What the task asks: Each entry below should be reproduced character for character.

----------------

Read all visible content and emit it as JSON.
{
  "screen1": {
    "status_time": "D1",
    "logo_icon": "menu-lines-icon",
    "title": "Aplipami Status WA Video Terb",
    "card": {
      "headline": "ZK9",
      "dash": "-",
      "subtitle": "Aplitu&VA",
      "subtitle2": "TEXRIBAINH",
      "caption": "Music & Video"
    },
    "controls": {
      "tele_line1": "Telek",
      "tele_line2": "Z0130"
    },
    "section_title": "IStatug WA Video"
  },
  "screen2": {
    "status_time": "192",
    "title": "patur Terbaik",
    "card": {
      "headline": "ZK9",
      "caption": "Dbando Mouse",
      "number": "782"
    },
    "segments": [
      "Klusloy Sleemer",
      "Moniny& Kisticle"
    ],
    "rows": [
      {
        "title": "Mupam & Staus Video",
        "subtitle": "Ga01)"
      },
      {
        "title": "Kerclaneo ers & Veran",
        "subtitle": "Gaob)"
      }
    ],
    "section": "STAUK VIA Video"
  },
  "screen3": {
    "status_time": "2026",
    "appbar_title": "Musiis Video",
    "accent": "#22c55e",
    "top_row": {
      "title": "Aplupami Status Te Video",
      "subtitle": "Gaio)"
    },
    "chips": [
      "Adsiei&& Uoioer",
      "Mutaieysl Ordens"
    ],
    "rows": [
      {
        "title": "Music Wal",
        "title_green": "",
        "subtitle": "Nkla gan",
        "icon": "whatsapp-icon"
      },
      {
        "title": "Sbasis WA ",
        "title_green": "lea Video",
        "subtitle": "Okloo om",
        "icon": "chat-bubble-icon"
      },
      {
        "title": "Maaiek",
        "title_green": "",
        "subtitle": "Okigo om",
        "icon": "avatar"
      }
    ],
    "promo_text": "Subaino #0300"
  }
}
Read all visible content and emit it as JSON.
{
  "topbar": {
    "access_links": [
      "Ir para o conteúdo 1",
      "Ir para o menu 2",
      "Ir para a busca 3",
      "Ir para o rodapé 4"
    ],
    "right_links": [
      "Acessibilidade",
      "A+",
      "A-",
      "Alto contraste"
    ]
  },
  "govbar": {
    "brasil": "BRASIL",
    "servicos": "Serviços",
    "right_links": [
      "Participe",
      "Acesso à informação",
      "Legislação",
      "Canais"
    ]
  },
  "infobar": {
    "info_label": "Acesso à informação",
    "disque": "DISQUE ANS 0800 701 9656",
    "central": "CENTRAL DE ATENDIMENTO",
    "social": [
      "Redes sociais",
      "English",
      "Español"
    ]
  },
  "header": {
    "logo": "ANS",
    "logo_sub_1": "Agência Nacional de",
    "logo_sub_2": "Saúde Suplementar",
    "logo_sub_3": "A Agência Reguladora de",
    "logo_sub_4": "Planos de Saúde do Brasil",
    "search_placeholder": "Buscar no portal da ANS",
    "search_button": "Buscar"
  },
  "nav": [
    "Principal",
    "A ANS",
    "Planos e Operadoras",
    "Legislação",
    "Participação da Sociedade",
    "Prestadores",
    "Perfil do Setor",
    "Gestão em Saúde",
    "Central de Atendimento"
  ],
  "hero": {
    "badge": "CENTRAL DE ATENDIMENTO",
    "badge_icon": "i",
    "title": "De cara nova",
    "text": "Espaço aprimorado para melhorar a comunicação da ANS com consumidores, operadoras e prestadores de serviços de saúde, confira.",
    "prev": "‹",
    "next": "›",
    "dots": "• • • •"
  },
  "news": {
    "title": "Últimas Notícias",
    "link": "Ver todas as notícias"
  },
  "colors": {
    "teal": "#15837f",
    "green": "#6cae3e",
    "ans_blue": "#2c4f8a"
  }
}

----------------

Result below:
Read all visible content and emit it as JSON.
{
  "screen1": {
    "status_time": "D1",
    "logo_icon": "menu-lines-icon",
    "title": "Aplipami Status WA Video Terb",
    "card": {
      "headline": "ZK9",
      "dash": "-",
      "subtitle": "Aplitu&VA",
      "subtitle2": "TEXRIBAINH",
      "caption": "Music & Video"
    },
    "controls": {
      "tele_line1": "Telek",
      "tele_line2": "Z0130"
    },
    "section_title": "IStatug WA Video"
  },
  "screen2": {
    "status_time": "192",
    "title": "patur Terbaik",
    "card": {
      "headline": "ZK9",
      "caption": "Dbando Mouse",
      "number": "782"
    },
    "segments": [
      "Klusloy Sleemer",
      "Moniny& Kisticle"
    ],
    "rows": [
      {
        "title": "Mupam & Staus Video",
        "subtitle": "Ga01)"
      },
      {
        "title": "Kerclaneo ers & Veran",
        "subtitle": "Gaob)"
      }
    ],
    "section": "STAUK VIA Video"
  },
  "screen3": {
    "status_time": "2026",
    "appbar_title": "Musiis Video",
    "accent": "#22c55e",
    "top_row": {
      "title": "Aplupami Status Te Video",
      "subtitle": "Gaio)"
    },
    "chips": [
      "Adsiei&& Uoioer",
      "Mutaieysl Ordens"
    ],
    "rows": [
      {
        "title": "Music Wal",
        "title_green": "",
        "subtitle": "Nkla gan",
        "icon": "whatsapp-icon"
      },
      {
        "title": "Sbasis WA ",
        "title_green": "lea Video",
        "subtitle": "Okloo om",
        "icon": "chat-bubble-icon"
      },
      {
        "title": "Maaiek",
        "title_green": "",
        "subtitle": "Okigo om",
        "icon": "avatar"
      }
    ],
    "promo_text": "Subaino #0300"
  }
}
Read all visible content and emit it as JSON.
{
  "topbar": {
    "access_links": [
      "Ir para o conteúdo 1",
      "Ir para o menu 2",
      "Ir para a busca 3",
      "Ir para o rodapé 4"
    ],
    "right_links": [
      "Acessibilidade",
      "A+",
      "A-",
      "Alto contraste"
    ]
  },
  "govbar": {
    "brasil": "BRASIL",
    "servicos": "Serviços",
    "right_links": [
      "Participe",
      "Acesso à informação",
      "Legislação",
      "Canais"
    ]
  },
  "infobar": {
    "info_label": "Acesso à informação",
    "disque": "DISQUE ANS 0800 701 9656",
    "central": "CENTRAL DE ATENDIMENTO",
    "social": [
      "Redes sociais",
      "English",
      "Español"
    ]
  },
  "header": {
    "logo": "ANS",
    "logo_sub_1": "Agência Nacional de",
    "logo_sub_2": "Saúde Suplementar",
    "logo_sub_3": "A Agência Reguladora de",
    "logo_sub_4": "Planos de Saúde do Brasil",
    "search_placeholder": "Buscar no portal da ANS",
    "search_button": "Buscar"
  },
  "nav": [
    "Principal",
    "A ANS",
    "Planos e Operadoras",
    "Legislação",
    "Participação da Sociedade",
    "Prestadores",
    "Perfil do Setor",
    "Gestão em Saúde",
    "Central de Atendimento"
  ],
  "hero": {
    "badge": "CENTRAL DE ATENDIMENTO",
    "badge_icon": "i",
    "title": "De cara nova",
    "text": "Espaço aprimorado para melhorar a comunicação da ANS com consumidores, operadoras e prestadores de serviços de saúde, confira.",
    "prev": "‹",
    "next": "›",
    "dots": "• • • •"
  },
  "news": {
    "title": "Últimas Notícias",
    "link": "Ver todas as notícias"
  },
  "colors": {
    "teal": "#15837f",
    "green": "#6cae3e",
    "ans_blue": "#2c4f8a"
  }
}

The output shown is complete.